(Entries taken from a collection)

[start]

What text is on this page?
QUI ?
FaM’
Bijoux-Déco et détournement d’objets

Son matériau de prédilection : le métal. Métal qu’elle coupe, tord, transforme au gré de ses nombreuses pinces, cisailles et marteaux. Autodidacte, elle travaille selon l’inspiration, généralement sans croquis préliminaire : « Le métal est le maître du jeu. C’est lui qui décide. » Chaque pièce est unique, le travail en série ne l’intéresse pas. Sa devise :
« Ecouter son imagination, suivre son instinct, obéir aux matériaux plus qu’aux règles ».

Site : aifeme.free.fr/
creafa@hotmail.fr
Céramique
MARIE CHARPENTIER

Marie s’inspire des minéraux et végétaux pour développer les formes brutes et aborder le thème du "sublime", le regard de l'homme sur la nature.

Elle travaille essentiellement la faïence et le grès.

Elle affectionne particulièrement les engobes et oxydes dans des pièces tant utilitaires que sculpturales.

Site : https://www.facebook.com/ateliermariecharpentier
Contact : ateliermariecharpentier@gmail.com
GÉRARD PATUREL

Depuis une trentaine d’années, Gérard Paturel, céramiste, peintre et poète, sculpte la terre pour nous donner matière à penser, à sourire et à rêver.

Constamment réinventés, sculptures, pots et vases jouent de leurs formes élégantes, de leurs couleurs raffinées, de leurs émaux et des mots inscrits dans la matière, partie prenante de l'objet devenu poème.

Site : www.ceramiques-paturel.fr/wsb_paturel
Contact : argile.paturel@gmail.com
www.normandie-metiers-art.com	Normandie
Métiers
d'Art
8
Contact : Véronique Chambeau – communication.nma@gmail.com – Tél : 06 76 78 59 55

[end]

● **EXERCISE TASK**: Copy each line of the listing that includes "travaille".

● **EXERCISE RESULT**:
Son matériau de prédilection : le métal. Métal qu’elle coupe, tord, transforme au gré de ses nombreuses pinces, cisailles et marteaux. Autodidacte, elle travaille selon l’inspiration, généralement sans croquis préliminaire : « Le métal est le maître du jeu. C’est lui qui décide. » Chaque pièce est unique, le travail en série ne l’intéresse pas. Sa devise :
Elle travaille essentiellement la faïence et le grès.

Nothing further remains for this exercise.